Data excerpts
◆ ◆ ◆ ◆ ◆ ◆ ◆

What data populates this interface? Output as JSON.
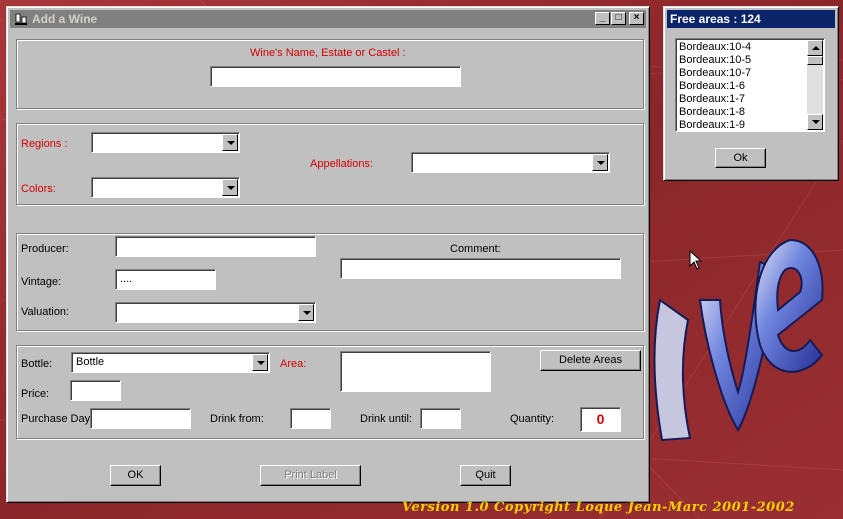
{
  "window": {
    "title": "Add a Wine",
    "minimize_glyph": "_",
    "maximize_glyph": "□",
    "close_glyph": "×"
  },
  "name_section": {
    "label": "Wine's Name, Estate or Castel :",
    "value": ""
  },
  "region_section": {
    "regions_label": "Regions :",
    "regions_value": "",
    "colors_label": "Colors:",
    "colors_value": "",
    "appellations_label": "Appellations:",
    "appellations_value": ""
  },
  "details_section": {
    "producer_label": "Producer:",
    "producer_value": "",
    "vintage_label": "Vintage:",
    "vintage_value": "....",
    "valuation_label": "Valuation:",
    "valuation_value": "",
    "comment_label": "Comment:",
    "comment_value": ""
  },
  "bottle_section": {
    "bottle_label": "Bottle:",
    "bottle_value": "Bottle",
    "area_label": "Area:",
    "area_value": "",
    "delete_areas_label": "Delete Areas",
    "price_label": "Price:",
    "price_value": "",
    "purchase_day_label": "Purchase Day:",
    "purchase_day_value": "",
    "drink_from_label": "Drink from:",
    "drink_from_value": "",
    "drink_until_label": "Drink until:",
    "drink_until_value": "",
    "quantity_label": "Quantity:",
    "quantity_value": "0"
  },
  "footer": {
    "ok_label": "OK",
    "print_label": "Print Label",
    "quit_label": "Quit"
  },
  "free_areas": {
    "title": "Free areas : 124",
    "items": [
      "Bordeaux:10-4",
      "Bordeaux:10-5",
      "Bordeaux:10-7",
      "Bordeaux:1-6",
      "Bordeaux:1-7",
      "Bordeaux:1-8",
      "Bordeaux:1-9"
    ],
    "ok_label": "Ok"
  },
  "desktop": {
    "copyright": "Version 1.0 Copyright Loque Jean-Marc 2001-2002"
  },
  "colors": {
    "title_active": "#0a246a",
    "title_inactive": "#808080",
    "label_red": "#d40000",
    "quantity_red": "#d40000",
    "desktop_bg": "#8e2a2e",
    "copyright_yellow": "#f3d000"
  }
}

◆ ◆ ◆ ◆ ◆ ◆ ◆

Without the pictures, write out every entry precisely as it appears.

◆ **Result for this task**:
What data populates this interface? Output as JSON.
{
  "window": {
    "title": "Add a Wine",
    "minimize_glyph": "_",
    "maximize_glyph": "□",
    "close_glyph": "×"
  },
  "name_section": {
    "label": "Wine's Name, Estate or Castel :",
    "value": ""
  },
  "region_section": {
    "regions_label": "Regions :",
    "regions_value": "",
    "colors_label": "Colors:",
    "colors_value": "",
    "appellations_label": "Appellations:",
    "appellations_value": ""
  },
  "details_section": {
    "producer_label": "Producer:",
    "producer_value": "",
    "vintage_label": "Vintage:",
    "vintage_value": "....",
    "valuation_label": "Valuation:",
    "valuation_value": "",
    "comment_label": "Comment:",
    "comment_value": ""
  },
  "bottle_section": {
    "bottle_label": "Bottle:",
    "bottle_value": "Bottle",
    "area_label": "Area:",
    "area_value": "",
    "delete_areas_label": "Delete Areas",
    "price_label": "Price:",
    "price_value": "",
    "purchase_day_label": "Purchase Day:",
    "purchase_day_value": "",
    "drink_from_label": "Drink from:",
    "drink_from_value": "",
    "drink_until_label": "Drink until:",
    "drink_until_value": "",
    "quantity_label": "Quantity:",
    "quantity_value": "0"
  },
  "footer": {
    "ok_label": "OK",
    "print_label": "Print Label",
    "quit_label": "Quit"
  },
  "free_areas": {
    "title": "Free areas : 124",
    "items": [
      "Bordeaux:10-4",
      "Bordeaux:10-5",
      "Bordeaux:10-7",
      "Bordeaux:1-6",
      "Bordeaux:1-7",
      "Bordeaux:1-8",
      "Bordeaux:1-9"
    ],
    "ok_label": "Ok"
  },
  "desktop": {
    "copyright": "Version 1.0 Copyright Loque Jean-Marc 2001-2002"
  },
  "colors": {
    "title_active": "#0a246a",
    "title_inactive": "#808080",
    "label_red": "#d40000",
    "quantity_red": "#d40000",
    "desktop_bg": "#8e2a2e",
    "copyright_yellow": "#f3d000"
  }
}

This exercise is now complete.